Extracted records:

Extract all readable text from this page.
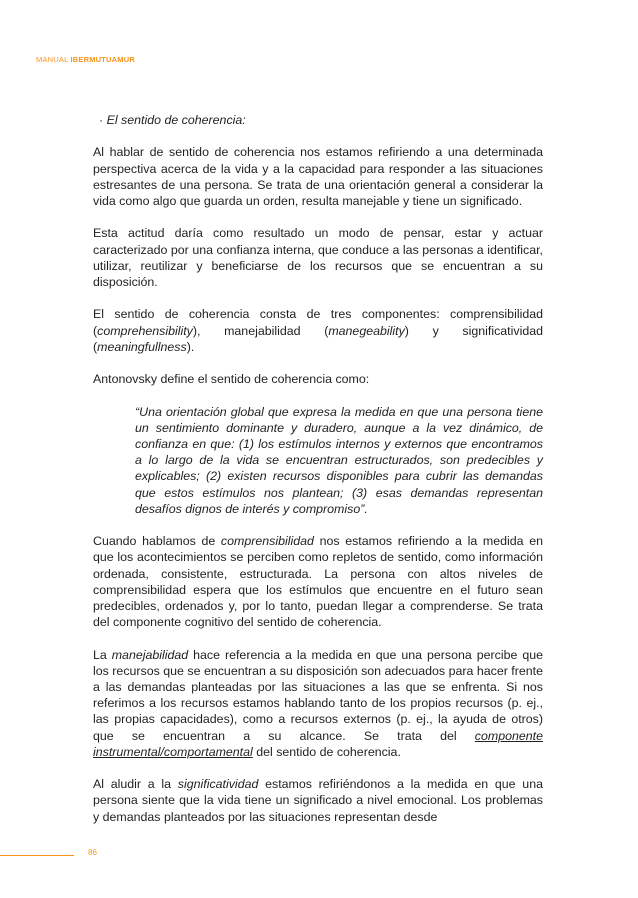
MANUAL IBERMUTUAMUR

· El sentido de coherencia:

Al hablar de sentido de coherencia nos estamos refiriendo a una determinada perspectiva acerca de la vida y a la capacidad para responder a las situaciones estresantes de una persona. Se trata de una orientación general a considerar la vida como algo que guarda un orden, resulta manejable y tiene un significado.

Esta actitud daría como resultado un modo de pensar, estar y actuar caracterizado por una confianza interna, que conduce a las personas a identificar, utilizar, reutilizar y beneficiarse de los recursos que se encuentran a su disposición.

El sentido de coherencia consta de tres componentes: comprensibilidad (comprehensibility), manejabilidad (manegeability) y significatividad (meaningfullness).

Antonovsky define el sentido de coherencia como:

“Una orientación global que expresa la medida en que una persona tiene un sentimiento dominante y duradero, aunque a la vez dinámico, de confianza en que: (1) los estímulos internos y externos que encontramos a lo largo de la vida se encuentran estructurados, son predecibles y explicables; (2) existen recursos disponibles para cubrir las demandas que estos estímulos nos plantean; (3) esas demandas representan desafíos dignos de interés y compromiso”.

Cuando hablamos de comprensibilidad nos estamos refiriendo a la medida en que los acontecimientos se perciben como repletos de sentido, como información ordenada, consistente, estructurada. La persona con altos niveles de comprensibilidad espera que los estímulos que encuentre en el futuro sean predecibles, ordenados y, por lo tanto, puedan llegar a comprenderse. Se trata del componente cognitivo del sentido de coherencia.

La manejabilidad hace referencia a la medida en que una persona percibe que los recursos que se encuentran a su disposición son adecuados para hacer frente a las demandas planteadas por las situaciones a las que se enfrenta. Si nos referimos a los recursos estamos hablando tanto de los propios recursos (p. ej., las propias capacidades), como a recursos externos (p. ej., la ayuda de otros) que se encuentran a su alcance. Se trata del componente instrumental/comportamental del sentido de coherencia.

Al aludir a la significatividad estamos refiriéndonos a la medida en que una persona siente que la vida tiene un significado a nivel emocional. Los problemas y demandas planteados por las situaciones representan desde

86
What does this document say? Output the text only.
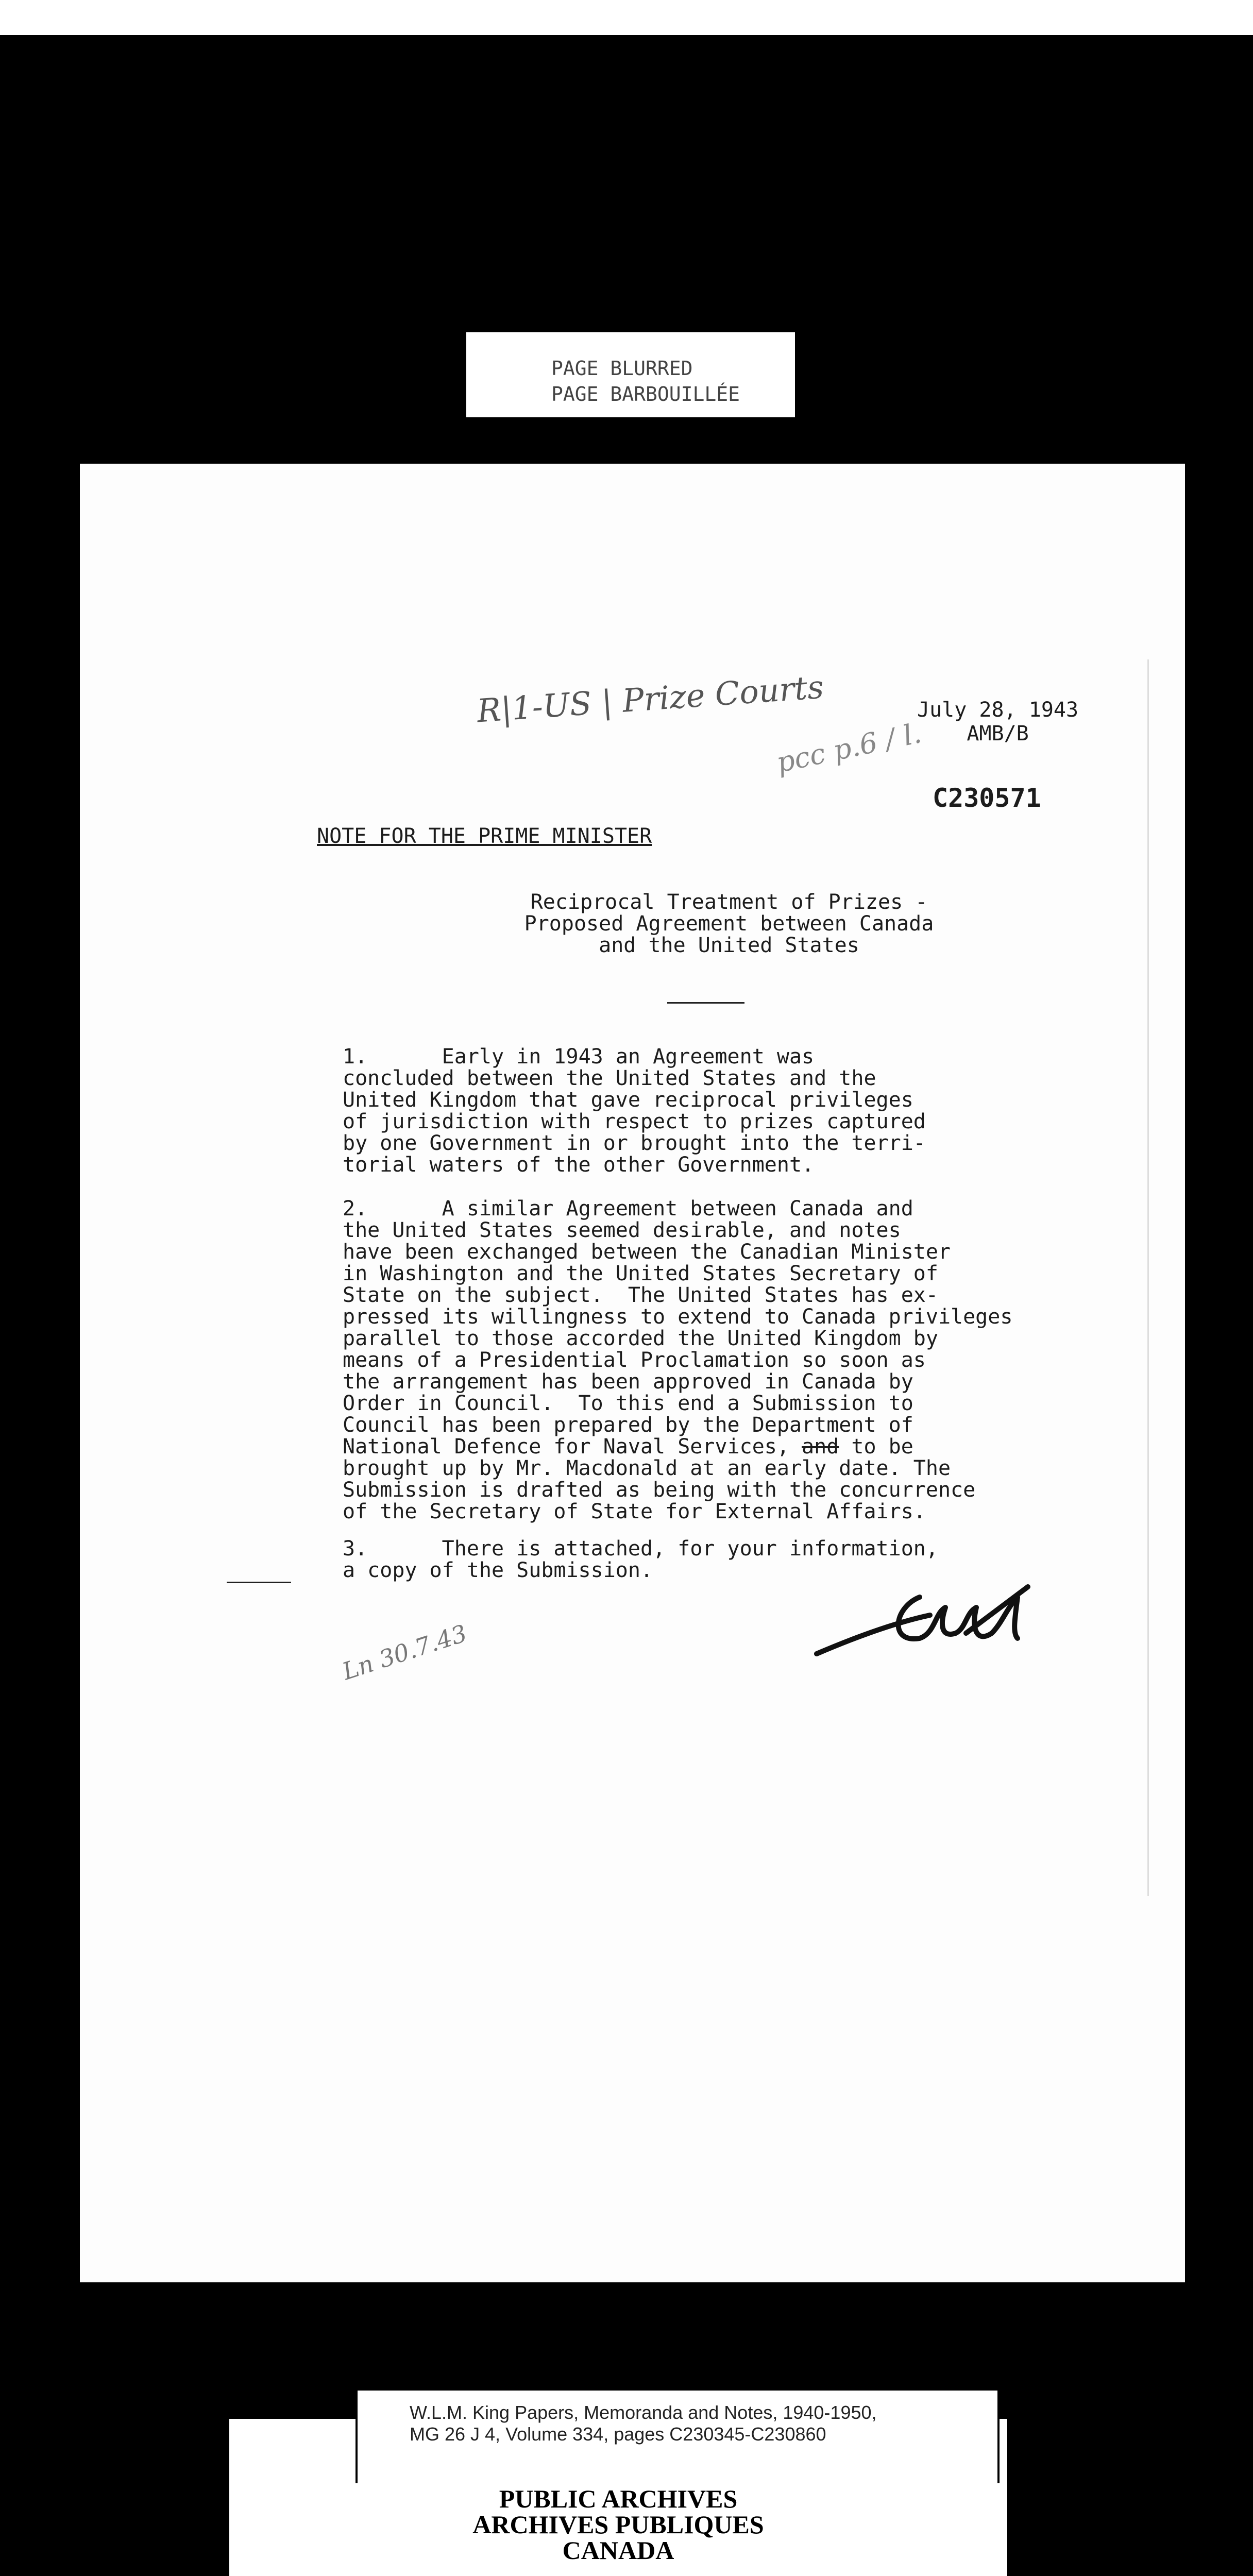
PAGE BLURRED
PAGE BARBOUILLÉE
R|1-US | Prize Courts
pcc p.6 / l.
July 28, 1943
AMB/B
C230571
NOTE FOR THE PRIME MINISTER
Reciprocal Treatment of Prizes -
Proposed Agreement between Canada
and the United States
1.	Early in 1943 an Agreement was
concluded between the United States and the
United Kingdom that gave reciprocal privileges
of jurisdiction with respect to prizes captured
by one Government in or brought into the terri-
torial waters of the other Government.
2.	A similar Agreement between Canada and
the United States seemed desirable, and notes
have been exchanged between the Canadian Minister
in Washington and the United States Secretary of
State on the subject.  The United States has ex-
pressed its willingness to extend to Canada privileges
parallel to those accorded the United Kingdom by
means of a Presidential Proclamation so soon as
the arrangement has been approved in Canada by
Order in Council.  To this end a Submission to
Council has been prepared by the Department of
National Defence for Naval Services, and to be
brought up by Mr. Macdonald at an early date. The
Submission is drafted as being with the concurrence
of the Secretary of State for External Affairs.
3.	There is attached, for your information,
a copy of the Submission.
Ln 30.7.43
W.L.M. King Papers, Memoranda and Notes, 1940-1950,
MG 26 J 4, Volume 334, pages C230345-C230860
PUBLIC ARCHIVES
ARCHIVES PUBLIQUES
CANADA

• **Direction**
Reproduce all entries without any change, and omit the pictures.

• **Written reply**
Extract all readable text from this page.
MANUAL IBERMUTUAMUR

· El sentido de coherencia:

Al hablar de sentido de coherencia nos estamos refiriendo a una determinada perspectiva acerca de la vida y a la capacidad para responder a las situaciones estresantes de una persona. Se trata de una orientación general a considerar la vida como algo que guarda un orden, resulta manejable y tiene un significado.

Esta actitud daría como resultado un modo de pensar, estar y actuar caracterizado por una confianza interna, que conduce a las personas a identificar, utilizar, reutilizar y beneficiarse de los recursos que se encuentran a su disposición.

El sentido de coherencia consta de tres componentes: comprensibilidad (comprehensibility), manejabilidad (manegeability) y significatividad (meaningfullness).

Antonovsky define el sentido de coherencia como:

“Una orientación global que expresa la medida en que una persona tiene un sentimiento dominante y duradero, aunque a la vez dinámico, de confianza en que: (1) los estímulos internos y externos que encontramos a lo largo de la vida se encuentran estructurados, son predecibles y explicables; (2) existen recursos disponibles para cubrir las demandas que estos estímulos nos plantean; (3) esas demandas representan desafíos dignos de interés y compromiso”.

Cuando hablamos de comprensibilidad nos estamos refiriendo a la medida en que los acontecimientos se perciben como repletos de sentido, como información ordenada, consistente, estructurada. La persona con altos niveles de comprensibilidad espera que los estímulos que encuentre en el futuro sean predecibles, ordenados y, por lo tanto, puedan llegar a comprenderse. Se trata del componente cognitivo del sentido de coherencia.

La manejabilidad hace referencia a la medida en que una persona percibe que los recursos que se encuentran a su disposición son adecuados para hacer frente a las demandas planteadas por las situaciones a las que se enfrenta. Si nos referimos a los recursos estamos hablando tanto de los propios recursos (p. ej., las propias capacidades), como a recursos externos (p. ej., la ayuda de otros) que se encuentran a su alcance. Se trata del componente instrumental/comportamental del sentido de coherencia.

Al aludir a la significatividad estamos refiriéndonos a la medida en que una persona siente que la vida tiene un significado a nivel emocional. Los problemas y demandas planteados por las situaciones representan desde

86
What does this document say? Output the text only.
PAGE BLURRED
PAGE BARBOUILLÉE
R|1-US | Prize Courts
pcc p.6 / l.
July 28, 1943
AMB/B
C230571
NOTE FOR THE PRIME MINISTER
Reciprocal Treatment of Prizes -
Proposed Agreement between Canada
and the United States
1.	Early in 1943 an Agreement was
concluded between the United States and the
United Kingdom that gave reciprocal privileges
of jurisdiction with respect to prizes captured
by one Government in or brought into the terri-
torial waters of the other Government.
2.	A similar Agreement between Canada and
the United States seemed desirable, and notes
have been exchanged between the Canadian Minister
in Washington and the United States Secretary of
State on the subject.  The United States has ex-
pressed its willingness to extend to Canada privileges
parallel to those accorded the United Kingdom by
means of a Presidential Proclamation so soon as
the arrangement has been approved in Canada by
Order in Council.  To this end a Submission to
Council has been prepared by the Department of
National Defence for Naval Services, and to be
brought up by Mr. Macdonald at an early date. The
Submission is drafted as being with the concurrence
of the Secretary of State for External Affairs.
3.	There is attached, for your information,
a copy of the Submission.
Ln 30.7.43
W.L.M. King Papers, Memoranda and Notes, 1940-1950,
MG 26 J 4, Volume 334, pages C230345-C230860
PUBLIC ARCHIVES
ARCHIVES PUBLIQUES
CANADA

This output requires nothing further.